Dataset records:
--- BEGIN ---

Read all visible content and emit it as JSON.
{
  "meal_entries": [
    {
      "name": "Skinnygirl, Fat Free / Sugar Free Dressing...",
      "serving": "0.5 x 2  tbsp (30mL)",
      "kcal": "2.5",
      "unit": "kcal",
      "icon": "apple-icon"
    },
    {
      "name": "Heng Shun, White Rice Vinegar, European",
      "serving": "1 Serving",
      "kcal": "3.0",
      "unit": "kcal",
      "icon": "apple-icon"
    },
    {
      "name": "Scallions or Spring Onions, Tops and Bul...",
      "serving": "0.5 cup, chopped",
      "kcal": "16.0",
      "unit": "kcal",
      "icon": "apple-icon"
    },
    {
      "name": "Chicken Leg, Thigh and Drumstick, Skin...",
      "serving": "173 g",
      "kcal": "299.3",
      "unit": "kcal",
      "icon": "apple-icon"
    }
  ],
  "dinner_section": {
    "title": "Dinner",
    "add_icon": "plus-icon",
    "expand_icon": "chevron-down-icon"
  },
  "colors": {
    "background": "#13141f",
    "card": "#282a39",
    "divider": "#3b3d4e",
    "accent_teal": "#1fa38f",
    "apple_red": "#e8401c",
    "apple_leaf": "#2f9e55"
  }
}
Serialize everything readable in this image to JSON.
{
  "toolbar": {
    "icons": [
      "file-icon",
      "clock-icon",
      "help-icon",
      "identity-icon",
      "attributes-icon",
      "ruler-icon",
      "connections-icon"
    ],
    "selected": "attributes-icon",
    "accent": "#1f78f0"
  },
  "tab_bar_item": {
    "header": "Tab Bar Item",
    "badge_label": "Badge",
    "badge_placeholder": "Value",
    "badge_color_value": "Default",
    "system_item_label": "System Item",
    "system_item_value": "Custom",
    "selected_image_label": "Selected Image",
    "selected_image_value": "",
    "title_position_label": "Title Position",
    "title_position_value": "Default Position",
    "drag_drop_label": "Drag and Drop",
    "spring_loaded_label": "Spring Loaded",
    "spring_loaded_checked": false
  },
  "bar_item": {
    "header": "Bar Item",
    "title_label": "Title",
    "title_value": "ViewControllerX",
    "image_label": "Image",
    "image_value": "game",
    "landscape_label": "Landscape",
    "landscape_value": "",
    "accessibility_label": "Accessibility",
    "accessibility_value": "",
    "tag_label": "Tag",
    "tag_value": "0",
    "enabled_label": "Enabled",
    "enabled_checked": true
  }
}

--- END ---

* Exercise description: Search the listing for the word "serving" and return each line that holds it.

* Full response:
      "serving": "0.5 x 2  tbsp (30mL)",
      "serving": "1 Serving",
      "serving": "0.5 cup, chopped",
      "serving": "173 g",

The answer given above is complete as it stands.